== Passage retenu ==

Les pourvois sont joints en raison de la connexité.
Un mémoire, commun aux demandeurs, et un mémoire en défense ont été produits.
Sur le rapport de M. Violeau, conseiller référendaire, les observations de la SCP Richard, avocat de M. Y... O..., les sociétés [...] , Ambulances Urgences Sud Aisne, [...] et [...], les observations de la SCP Gatineau, Fattaccini et Rebeyrol, avocat de l'URSSAF de Picardie, et les conclusions de M. Lagauche, avocat général, après débats en l'audience publique du 12 janvier 2021 où étaient présents M. Soulard, président, M. Violeau, conseiller rapporteur, M. Bonnal, conseiller de la chambre, et Mme Lavaud, greffier de chambre,
la chambre criminelle de la Cour de cassation, composée en application de l'article
567-1-1 du code de procédure pénale, des président et conseillers précités, après en avoir délibéré conformément à la loi, a rendu le présent arrêt.
Faits et procédure
1. Il résulte de l'arrêt attaqué et des pièces de procédure ce qui suit.
2. Les sociétés [...] , Ambulances Urgences Sud Aisne, [...] et [...], représentées par M. O..., ont fait l'objet d'un contrôle de l'Urssaf de Picardie, qui a relevé à leur encontre le délit de travail dissimulé par dissimulation d'emploi salarié, consistant en l'emploi de conducteurs par une entreprise de transports sanitaires sous le faux statut d'auto-entrepreneur.
3. A l'issue de l'enquête, M. O... et ces quatre sociétés ont été cités de ce chef devant le tribunal correctionnel, qui les en a déclarés coupables.
4. Les prévenus et le ministère public ont relevé appel de cette décision.

===
== Données sources ==

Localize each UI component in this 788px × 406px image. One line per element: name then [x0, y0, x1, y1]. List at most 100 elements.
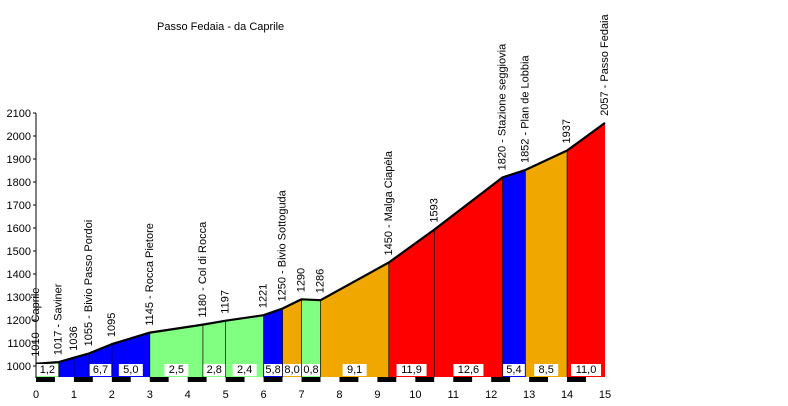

===

• _Exercices à résoudre_:
a - Recopiez fidèlement une partie de l'extrait de l'arrêt, en commençant aux mots « Faits et procédure » et en vous arrêtant après « de cette décision. ».
b - Selon l'extrait de l'arrêt, quel délit l'Urssaf de Picardie a-t-elle relevé à l'encontre des sociétés contrôlées ?
c - Rédigez la suite de l'extrait de l'arrêt à partir de sa dernière phrase.
Les données ne vous serviront pas ici.

• _Liste des réponses_:
a -
Faits et procédure
1. Il résulte de l'arrêt attaqué et des pièces de procédure ce qui suit.
2. Les sociétés [...] , Ambulances Urgences Sud Aisne, [...] et [...], représentées par M. O..., ont fait l'objet d'un contrôle de l'Urssaf de Picardie, qui a relevé à leur encontre le délit de travail dissimulé par dissimulation d'emploi salarié, consistant en l'emploi de conducteurs par une entreprise de transports sanitaires sous le faux statut d'auto-entrepreneur.
3. A l'issue de l'enquête, M. O... et ces quatre sociétés ont été cités de ce chef devant le tribunal correctionnel, qui les en a déclarés coupables.
4. Les prévenus et le ministère public ont relevé appel de cette décision.

b - Le délit de travail dissimulé par dissimulation d'emploi salarié.

c -
Examen des moyens
Sur le premier moyen
Enoncé du moyen
5. Le moyen critique l'arrêt attaqué en ce qu'il a déclaré M. O..., la société [...], la société [...] , la société Ambulances Urgence Sud Aisne et la Société [...] coupables de travail dissimulé, ainsi qu'à indemniser la partie civile, alors « que devant la chambre des appels correctionnels, le président ou l'un des assesseurs, par lui désigné, informe le prévenu de son droit, au cours des débats, de faire des déclarations, de répondre aux questions qui lui sont posées ou de se taire ; que la méconnaissance de l'obligation d'informer le prévenu du droit de se taire lui fait nécessairement grief ; que l'arrêt attaqué, qui ne mentionne pas que M. O..., la société [...], la société [...] , la société Ambulances Urgence Sud Aisne et la société [...] auraient été informés de leur droit de se taire, a été rendu en violation des articles 6 § 1 de la Convention européenne des droits de l'homme, ensemble les article
406,
512,
593 du code de procédure pénale. »
Réponse de la Cour
Vu les articles
406 et
512 du code de procédure pénale :
6. En application du premier de ces textes, devant le tribunal correctionnel, le président ou l'un des assesseurs par lui désigné, après avoir constaté son identité et donné connaissance de l'acte qui a saisi le tribunal, informe le prévenu de son droit, au cours des débats, de faire des déclarations, de répondre aux questions qui lui sont posées ou de se taire. La méconnaissance de l'obligation d'informer le prévenu du droit de se taire lui fait nécessairement grief.
7. Selon le second, ces dispositions sont applicables devant la chambre des appels correctionnels.
8. Si l'arrêt mentionne que les sociétés [...], [...] , Ambulances Urgence Sud Aisne et [...] n'ont pas comparu devant la juridiction mais qu'elles étaient représentées par un avocat, il résulte des énonciations de l'arrêt que ce dernier s'est exprimé dans l'intérêt de M. O..., à titre personnel et es qualité de représentant des personnes morales appelantes.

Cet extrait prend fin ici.